Brief ▸ In the listing below, locate the lines bearing the word "type". Copy every one of them.

•••

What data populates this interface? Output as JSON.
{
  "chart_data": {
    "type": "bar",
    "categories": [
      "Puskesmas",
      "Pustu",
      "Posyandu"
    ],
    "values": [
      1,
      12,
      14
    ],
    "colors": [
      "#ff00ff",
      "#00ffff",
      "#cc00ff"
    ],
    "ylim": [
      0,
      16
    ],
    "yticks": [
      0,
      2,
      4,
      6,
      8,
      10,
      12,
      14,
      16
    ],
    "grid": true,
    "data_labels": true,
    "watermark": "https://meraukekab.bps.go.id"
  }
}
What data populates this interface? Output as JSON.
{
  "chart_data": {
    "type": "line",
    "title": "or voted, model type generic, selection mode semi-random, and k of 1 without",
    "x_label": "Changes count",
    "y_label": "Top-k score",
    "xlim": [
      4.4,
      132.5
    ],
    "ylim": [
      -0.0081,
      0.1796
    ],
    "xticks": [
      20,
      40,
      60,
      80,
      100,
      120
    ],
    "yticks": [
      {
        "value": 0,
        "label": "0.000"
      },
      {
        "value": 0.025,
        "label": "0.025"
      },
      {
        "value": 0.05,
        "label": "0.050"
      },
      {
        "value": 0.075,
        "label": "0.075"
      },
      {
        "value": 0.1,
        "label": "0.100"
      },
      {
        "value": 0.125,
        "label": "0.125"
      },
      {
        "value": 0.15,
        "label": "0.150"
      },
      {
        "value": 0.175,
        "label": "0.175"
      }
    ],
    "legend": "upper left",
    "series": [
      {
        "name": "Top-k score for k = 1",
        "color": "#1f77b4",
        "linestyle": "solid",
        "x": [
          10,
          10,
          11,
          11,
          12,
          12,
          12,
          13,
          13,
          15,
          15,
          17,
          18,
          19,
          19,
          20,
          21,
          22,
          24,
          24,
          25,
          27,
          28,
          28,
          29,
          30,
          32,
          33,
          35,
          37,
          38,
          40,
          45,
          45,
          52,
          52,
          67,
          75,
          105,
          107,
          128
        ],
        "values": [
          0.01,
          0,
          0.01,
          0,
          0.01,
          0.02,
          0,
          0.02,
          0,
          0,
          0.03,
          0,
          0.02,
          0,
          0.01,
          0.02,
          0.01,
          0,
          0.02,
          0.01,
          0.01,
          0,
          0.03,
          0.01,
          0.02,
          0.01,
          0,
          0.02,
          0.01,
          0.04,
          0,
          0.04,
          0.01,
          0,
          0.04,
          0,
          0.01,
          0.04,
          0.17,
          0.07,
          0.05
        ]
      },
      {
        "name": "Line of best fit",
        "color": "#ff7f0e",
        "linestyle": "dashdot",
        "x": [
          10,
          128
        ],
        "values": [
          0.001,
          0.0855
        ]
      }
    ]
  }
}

•••

Final result ▸
    "type": "bar",
    "type": "line",
    "title": "or voted, model type generic, selection mode semi-random, and k of 1 without",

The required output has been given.